=== Provided records ===
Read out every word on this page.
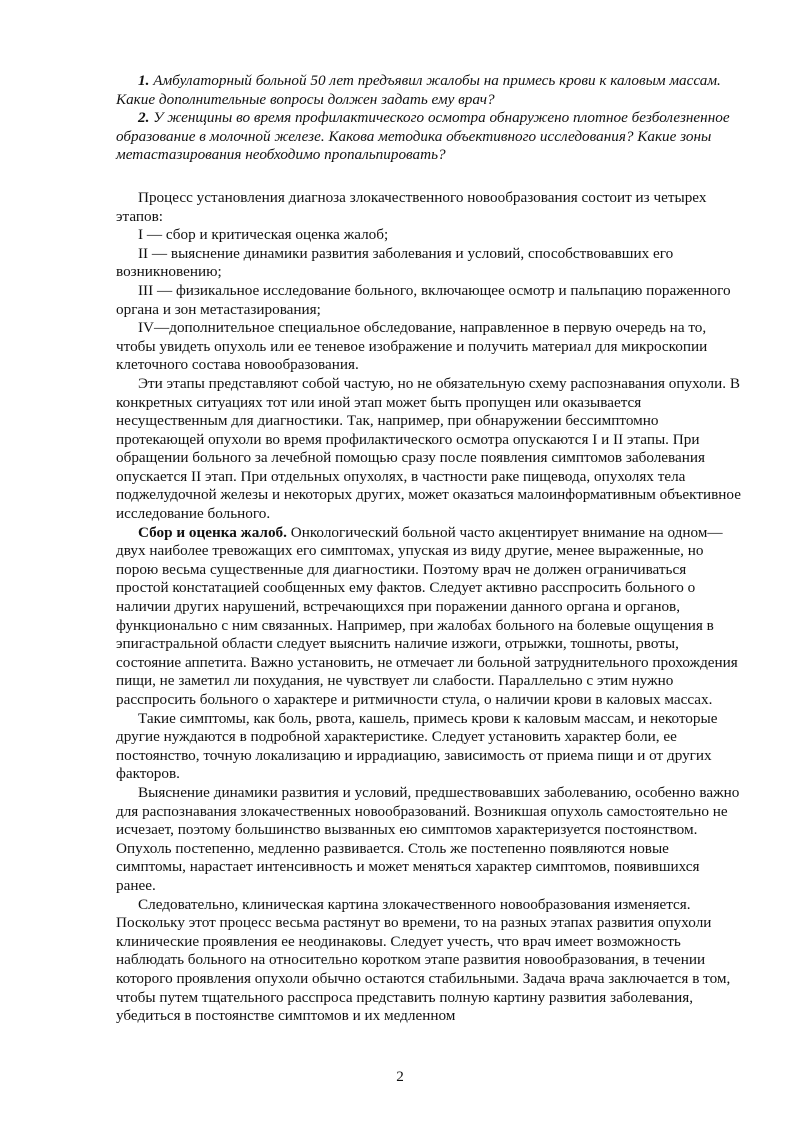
1. Амбулаторный больной 50 лет предъявил жалобы на примесь крови к каловым массам. Какие дополнительные вопросы должен задать ему врач?

2. У женщины во время профилактического осмотра обнаружено плотное безболезненное образование в молочной железе. Какова методика объективного исследования? Какие зоны метастазирования необходимо пропальпировать?

Процесс установления диагноза злокачественного новообразования состоит из четырех этапов:

I — сбор и критическая оценка жалоб;

II — выяснение динамики развития заболевания и условий, способствовавших его возникновению;

III — физикальное исследование больного, включающее осмотр и пальпацию пораженного органа и зон метастазирования;

IV—дополнительное специальное обследование, направленное в первую очередь на то, чтобы увидеть опухоль или ее теневое изображение и получить материал для микроскопии клеточного состава новообразования.

Эти этапы представляют собой частую, но не обязательную схему распознавания опухоли. В конкретных ситуациях тот или иной этап может быть пропущен или оказывается несущественным для диагностики. Так, например, при обнаружении бессимптомно протекающей опухоли во время профилактического осмотра опускаются I и II этапы. При обращении больного за лечебной помощью сразу после появления симптомов заболевания опускается II этап. При отдельных опухолях, в частности раке пищевода, опухолях тела поджелудочной железы и некоторых других, может оказаться малоинформативным объективное исследование больного.

Сбор и оценка жалоб. Онкологический больной часто акцентирует внимание на одном—двух наиболее тревожащих его симптомах, упуская из виду другие, менее выраженные, но порою весьма существенные для диагностики. Поэтому врач не должен ограничиваться простой констатацией сообщенных ему фактов. Следует активно расспросить больного о наличии других нарушений, встречающихся при поражении данного органа и органов, функционально с ним связанных. Например, при жалобах больного на болевые ощущения в эпигастральной области следует выяснить наличие изжоги, отрыжки, тошноты, рвоты, состояние аппетита. Важно установить, не отмечает ли больной затруднительного прохождения пищи, не заметил ли похудания, не чувствует ли слабости. Параллельно с этим нужно расспросить больного о характере и ритмичности стула, о наличии крови в каловых массах.

Такие симптомы, как боль, рвота, кашель, примесь крови к каловым массам, и некоторые другие нуждаются в подробной характеристике. Следует установить характер боли, ее постоянство, точную локализацию и иррадиацию, зависимость от приема пищи и от других факторов.

Выяснение динамики развития и условий, предшествовавших заболеванию, особенно важно для распознавания злокачественных новообразований. Возникшая опухоль самостоятельно не исчезает, поэтому большинство вызванных ею симптомов характеризуется постоянством. Опухоль постепенно, медленно развивается. Столь же постепенно появляются новые симптомы, нарастает интенсивность и может меняться характер симптомов, появившихся ранее.

Следовательно, клиническая картина злокачественного новообразования изменяется. Поскольку этот процесс весьма растянут во времени, то на разных этапах развития опухоли клинические проявления ее неодинаковы. Следует учесть, что врач имеет возможность наблюдать больного на относительно коротком этапе развития новообразования, в течении которого проявления опухоли обычно остаются стабильными. Задача врача заключается в том, чтобы путем тщательного расспроса представить полную картину развития заболевания, убедиться в постоянстве симптомов и их медленном

2
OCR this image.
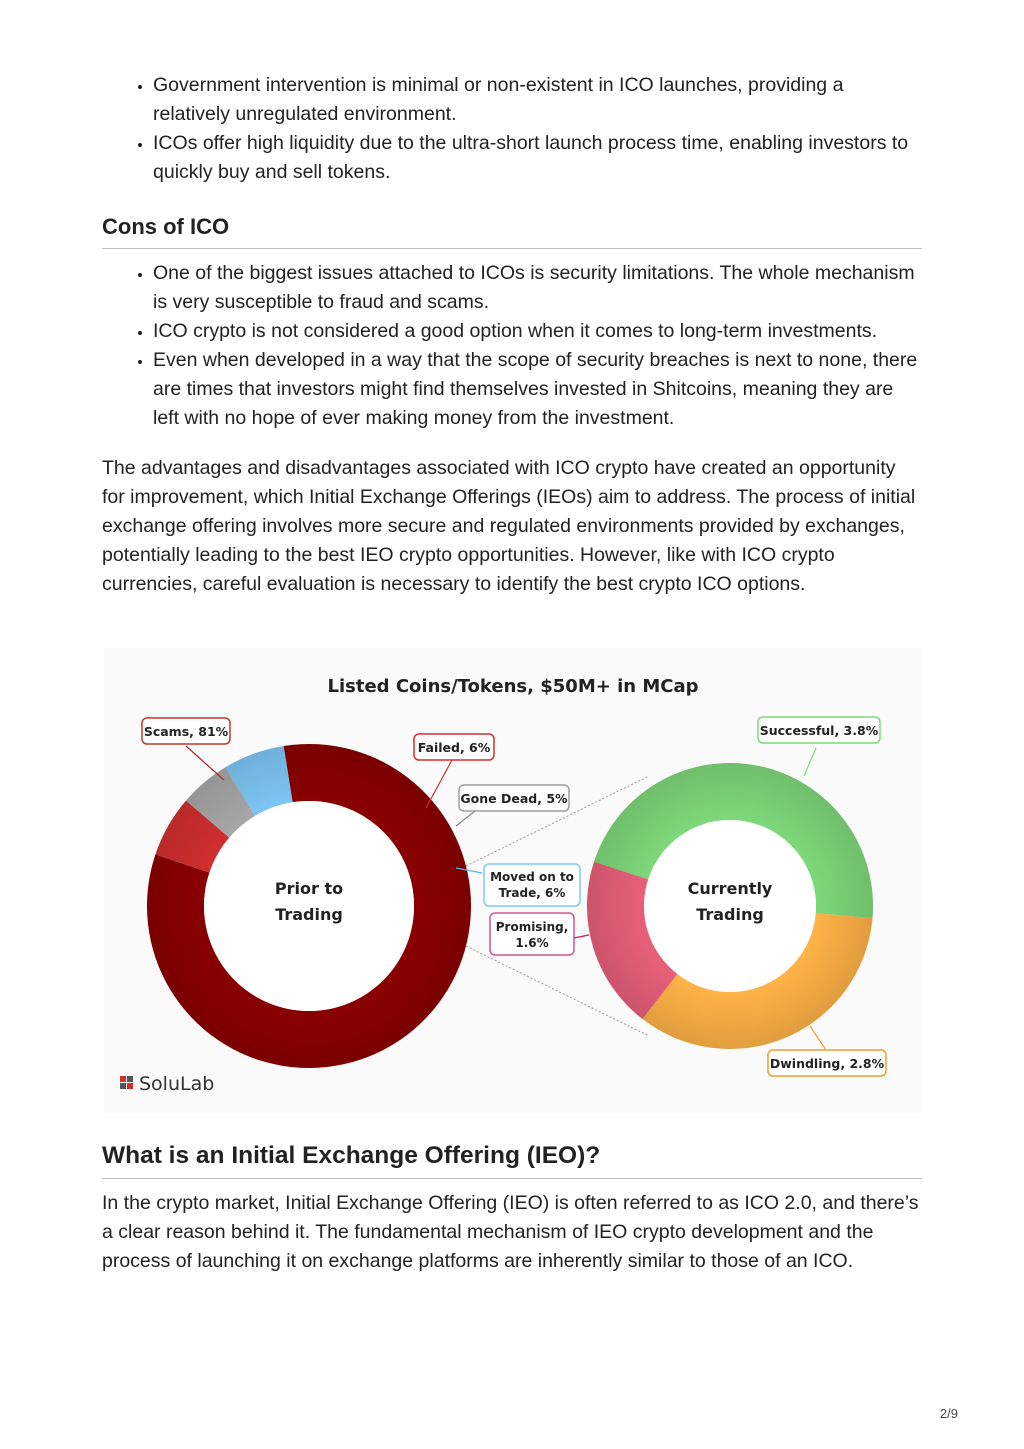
• Government intervention is minimal or non-existent in ICO launches, providing a relatively unregulated environment.
• ICOs offer high liquidity due to the ultra-short launch process time, enabling investors to quickly buy and sell tokens.
Cons of ICO
• One of the biggest issues attached to ICOs is security limitations. The whole mechanism is very susceptible to fraud and scams.
• ICO crypto is not considered a good option when it comes to long-term investments.
• Even when developed in a way that the scope of security breaches is next to none, there are times that investors might find themselves invested in Shitcoins, meaning they are left with no hope of ever making money from the investment.

The advantages and disadvantages associated with ICO crypto have created an opportunity for improvement, which Initial Exchange Offerings (IEOs) aim to address. The process of initial exchange offering involves more secure and regulated environments provided by exchanges, potentially leading to the best IEO crypto opportunities. However, like with ICO crypto currencies, careful evaluation is necessary to identify the best crypto ICO options.

Listed Coins/Tokens, $50M+ in MCap
Prior to
Trading
Currently
Trading
Scams, 81%
Failed, 6%
Gone Dead, 5%
Moved on to
Trade, 6%
Promising,
1.6%
Successful, 3.8%
Dwindling, 2.8%
SoluLab
What is an Initial Exchange Offering (IEO)?

In the crypto market, Initial Exchange Offering (IEO) is often referred to as ICO 2.0, and there’s a clear reason behind it. The fundamental mechanism of IEO crypto development and the process of launching it on exchange platforms are inherently similar to those of an ICO.

2/9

=== Set problem ===
No pictures belong in the copy: reproduce exactly the lines above from the one that contains "OCR this image." through the last line of the entries.

=== Reply to the exercise ===
OCR this image.
• Government intervention is minimal or non-existent in ICO launches, providing a relatively unregulated environment.
• ICOs offer high liquidity due to the ultra-short launch process time, enabling investors to quickly buy and sell tokens.
Cons of ICO
• One of the biggest issues attached to ICOs is security limitations. The whole mechanism is very susceptible to fraud and scams.
• ICO crypto is not considered a good option when it comes to long-term investments.
• Even when developed in a way that the scope of security breaches is next to none, there are times that investors might find themselves invested in Shitcoins, meaning they are left with no hope of ever making money from the investment.

The advantages and disadvantages associated with ICO crypto have created an opportunity for improvement, which Initial Exchange Offerings (IEOs) aim to address. The process of initial exchange offering involves more secure and regulated environments provided by exchanges, potentially leading to the best IEO crypto opportunities. However, like with ICO crypto currencies, careful evaluation is necessary to identify the best crypto ICO options.

Listed Coins/Tokens, $50M+ in MCap
Prior to
Trading
Currently
Trading
Scams, 81%
Failed, 6%
Gone Dead, 5%
Moved on to
Trade, 6%
Promising,
1.6%
Successful, 3.8%
Dwindling, 2.8%
SoluLab
What is an Initial Exchange Offering (IEO)?

In the crypto market, Initial Exchange Offering (IEO) is often referred to as ICO 2.0, and there’s a clear reason behind it. The fundamental mechanism of IEO crypto development and the process of launching it on exchange platforms are inherently similar to those of an ICO.

2/9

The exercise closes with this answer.